*DATASET RECORDS*:
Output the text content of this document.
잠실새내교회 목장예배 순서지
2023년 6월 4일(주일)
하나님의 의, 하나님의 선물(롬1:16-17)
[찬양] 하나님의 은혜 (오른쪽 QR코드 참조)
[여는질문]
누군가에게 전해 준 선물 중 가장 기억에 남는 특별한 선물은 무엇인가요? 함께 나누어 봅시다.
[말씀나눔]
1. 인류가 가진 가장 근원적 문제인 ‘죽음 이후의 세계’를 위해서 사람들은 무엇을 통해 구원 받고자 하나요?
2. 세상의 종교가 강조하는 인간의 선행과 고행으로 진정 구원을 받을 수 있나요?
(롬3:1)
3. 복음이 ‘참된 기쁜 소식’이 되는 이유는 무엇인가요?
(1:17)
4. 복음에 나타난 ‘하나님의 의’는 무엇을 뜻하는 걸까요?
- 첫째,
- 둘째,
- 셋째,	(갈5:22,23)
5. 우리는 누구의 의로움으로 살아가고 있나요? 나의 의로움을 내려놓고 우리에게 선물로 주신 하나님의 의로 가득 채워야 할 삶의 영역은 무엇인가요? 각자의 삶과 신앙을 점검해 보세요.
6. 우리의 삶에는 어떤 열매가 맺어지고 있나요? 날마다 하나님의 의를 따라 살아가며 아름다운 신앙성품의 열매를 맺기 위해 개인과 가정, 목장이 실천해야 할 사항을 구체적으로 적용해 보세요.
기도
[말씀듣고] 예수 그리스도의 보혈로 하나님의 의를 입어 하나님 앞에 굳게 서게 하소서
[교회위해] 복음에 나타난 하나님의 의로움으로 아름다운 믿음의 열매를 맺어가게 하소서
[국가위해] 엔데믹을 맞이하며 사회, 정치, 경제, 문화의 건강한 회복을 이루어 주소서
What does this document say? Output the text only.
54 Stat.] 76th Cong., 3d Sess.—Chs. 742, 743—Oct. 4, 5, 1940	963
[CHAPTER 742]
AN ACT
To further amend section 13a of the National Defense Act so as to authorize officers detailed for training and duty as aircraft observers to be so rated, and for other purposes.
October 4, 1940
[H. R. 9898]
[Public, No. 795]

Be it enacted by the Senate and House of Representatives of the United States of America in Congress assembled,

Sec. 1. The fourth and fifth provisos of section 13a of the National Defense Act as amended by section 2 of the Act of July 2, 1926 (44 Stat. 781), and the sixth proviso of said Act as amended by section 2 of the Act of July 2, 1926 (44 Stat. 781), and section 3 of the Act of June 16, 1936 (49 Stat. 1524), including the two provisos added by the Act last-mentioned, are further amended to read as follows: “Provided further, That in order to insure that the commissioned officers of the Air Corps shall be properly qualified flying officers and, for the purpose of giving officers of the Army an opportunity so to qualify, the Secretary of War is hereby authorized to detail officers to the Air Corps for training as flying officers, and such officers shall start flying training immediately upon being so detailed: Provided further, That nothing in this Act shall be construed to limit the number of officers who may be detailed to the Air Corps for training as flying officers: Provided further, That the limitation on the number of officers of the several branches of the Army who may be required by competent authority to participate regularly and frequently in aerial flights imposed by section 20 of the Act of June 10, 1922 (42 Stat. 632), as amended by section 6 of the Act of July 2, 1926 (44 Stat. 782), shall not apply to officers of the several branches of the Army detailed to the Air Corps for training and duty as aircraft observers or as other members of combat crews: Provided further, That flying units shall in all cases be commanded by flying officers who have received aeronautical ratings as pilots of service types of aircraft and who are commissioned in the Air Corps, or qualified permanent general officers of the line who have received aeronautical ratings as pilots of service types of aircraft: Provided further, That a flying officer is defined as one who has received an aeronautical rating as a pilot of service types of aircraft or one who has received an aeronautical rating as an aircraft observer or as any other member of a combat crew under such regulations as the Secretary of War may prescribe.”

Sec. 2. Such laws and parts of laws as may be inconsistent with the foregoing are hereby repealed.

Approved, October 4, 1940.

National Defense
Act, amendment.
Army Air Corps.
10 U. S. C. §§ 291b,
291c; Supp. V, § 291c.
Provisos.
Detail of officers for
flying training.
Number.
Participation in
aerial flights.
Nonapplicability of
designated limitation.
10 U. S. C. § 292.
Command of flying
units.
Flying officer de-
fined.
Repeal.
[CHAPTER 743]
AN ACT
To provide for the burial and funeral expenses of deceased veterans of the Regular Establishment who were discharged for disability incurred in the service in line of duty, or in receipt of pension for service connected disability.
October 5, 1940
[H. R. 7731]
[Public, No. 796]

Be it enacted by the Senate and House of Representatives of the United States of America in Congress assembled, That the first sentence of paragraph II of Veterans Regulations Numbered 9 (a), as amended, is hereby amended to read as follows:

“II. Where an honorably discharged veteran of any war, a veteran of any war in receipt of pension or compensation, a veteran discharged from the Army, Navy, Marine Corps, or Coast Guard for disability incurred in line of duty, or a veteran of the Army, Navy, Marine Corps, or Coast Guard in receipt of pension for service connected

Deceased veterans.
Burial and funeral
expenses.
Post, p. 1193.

*GIVEN INSTRUCTION*: Each entry above is to be quoted exactly.

*OUTPUT OF THE TASK*:
Output the text content of this document.
잠실새내교회 목장예배 순서지
2023년 6월 4일(주일)
하나님의 의, 하나님의 선물(롬1:16-17)
[찬양] 하나님의 은혜 (오른쪽 QR코드 참조)
[여는질문]
누군가에게 전해 준 선물 중 가장 기억에 남는 특별한 선물은 무엇인가요? 함께 나누어 봅시다.
[말씀나눔]
1. 인류가 가진 가장 근원적 문제인 ‘죽음 이후의 세계’를 위해서 사람들은 무엇을 통해 구원 받고자 하나요?
2. 세상의 종교가 강조하는 인간의 선행과 고행으로 진정 구원을 받을 수 있나요?
(롬3:1)
3. 복음이 ‘참된 기쁜 소식’이 되는 이유는 무엇인가요?
(1:17)
4. 복음에 나타난 ‘하나님의 의’는 무엇을 뜻하는 걸까요?
- 첫째,
- 둘째,
- 셋째,	(갈5:22,23)
5. 우리는 누구의 의로움으로 살아가고 있나요? 나의 의로움을 내려놓고 우리에게 선물로 주신 하나님의 의로 가득 채워야 할 삶의 영역은 무엇인가요? 각자의 삶과 신앙을 점검해 보세요.
6. 우리의 삶에는 어떤 열매가 맺어지고 있나요? 날마다 하나님의 의를 따라 살아가며 아름다운 신앙성품의 열매를 맺기 위해 개인과 가정, 목장이 실천해야 할 사항을 구체적으로 적용해 보세요.
기도
[말씀듣고] 예수 그리스도의 보혈로 하나님의 의를 입어 하나님 앞에 굳게 서게 하소서
[교회위해] 복음에 나타난 하나님의 의로움으로 아름다운 믿음의 열매를 맺어가게 하소서
[국가위해] 엔데믹을 맞이하며 사회, 정치, 경제, 문화의 건강한 회복을 이루어 주소서
What does this document say? Output the text only.
54 Stat.] 76th Cong., 3d Sess.—Chs. 742, 743—Oct. 4, 5, 1940	963
[CHAPTER 742]
AN ACT
To further amend section 13a of the National Defense Act so as to authorize officers detailed for training and duty as aircraft observers to be so rated, and for other purposes.
October 4, 1940
[H. R. 9898]
[Public, No. 795]

Be it enacted by the Senate and House of Representatives of the United States of America in Congress assembled,

Sec. 1. The fourth and fifth provisos of section 13a of the National Defense Act as amended by section 2 of the Act of July 2, 1926 (44 Stat. 781), and the sixth proviso of said Act as amended by section 2 of the Act of July 2, 1926 (44 Stat. 781), and section 3 of the Act of June 16, 1936 (49 Stat. 1524), including the two provisos added by the Act last-mentioned, are further amended to read as follows: “Provided further, That in order to insure that the commissioned officers of the Air Corps shall be properly qualified flying officers and, for the purpose of giving officers of the Army an opportunity so to qualify, the Secretary of War is hereby authorized to detail officers to the Air Corps for training as flying officers, and such officers shall start flying training immediately upon being so detailed: Provided further, That nothing in this Act shall be construed to limit the number of officers who may be detailed to the Air Corps for training as flying officers: Provided further, That the limitation on the number of officers of the several branches of the Army who may be required by competent authority to participate regularly and frequently in aerial flights imposed by section 20 of the Act of June 10, 1922 (42 Stat. 632), as amended by section 6 of the Act of July 2, 1926 (44 Stat. 782), shall not apply to officers of the several branches of the Army detailed to the Air Corps for training and duty as aircraft observers or as other members of combat crews: Provided further, That flying units shall in all cases be commanded by flying officers who have received aeronautical ratings as pilots of service types of aircraft and who are commissioned in the Air Corps, or qualified permanent general officers of the line who have received aeronautical ratings as pilots of service types of aircraft: Provided further, That a flying officer is defined as one who has received an aeronautical rating as a pilot of service types of aircraft or one who has received an aeronautical rating as an aircraft observer or as any other member of a combat crew under such regulations as the Secretary of War may prescribe.”

Sec. 2. Such laws and parts of laws as may be inconsistent with the foregoing are hereby repealed.

Approved, October 4, 1940.

National Defense
Act, amendment.
Army Air Corps.
10 U. S. C. §§ 291b,
291c; Supp. V, § 291c.
Provisos.
Detail of officers for
flying training.
Number.
Participation in
aerial flights.
Nonapplicability of
designated limitation.
10 U. S. C. § 292.
Command of flying
units.
Flying officer de-
fined.
Repeal.
[CHAPTER 743]
AN ACT
To provide for the burial and funeral expenses of deceased veterans of the Regular Establishment who were discharged for disability incurred in the service in line of duty, or in receipt of pension for service connected disability.
October 5, 1940
[H. R. 7731]
[Public, No. 796]

Be it enacted by the Senate and House of Representatives of the United States of America in Congress assembled, That the first sentence of paragraph II of Veterans Regulations Numbered 9 (a), as amended, is hereby amended to read as follows:

“II. Where an honorably discharged veteran of any war, a veteran of any war in receipt of pension or compensation, a veteran discharged from the Army, Navy, Marine Corps, or Coast Guard for disability incurred in line of duty, or a veteran of the Army, Navy, Marine Corps, or Coast Guard in receipt of pension for service connected

Deceased veterans.
Burial and funeral
expenses.
Post, p. 1193.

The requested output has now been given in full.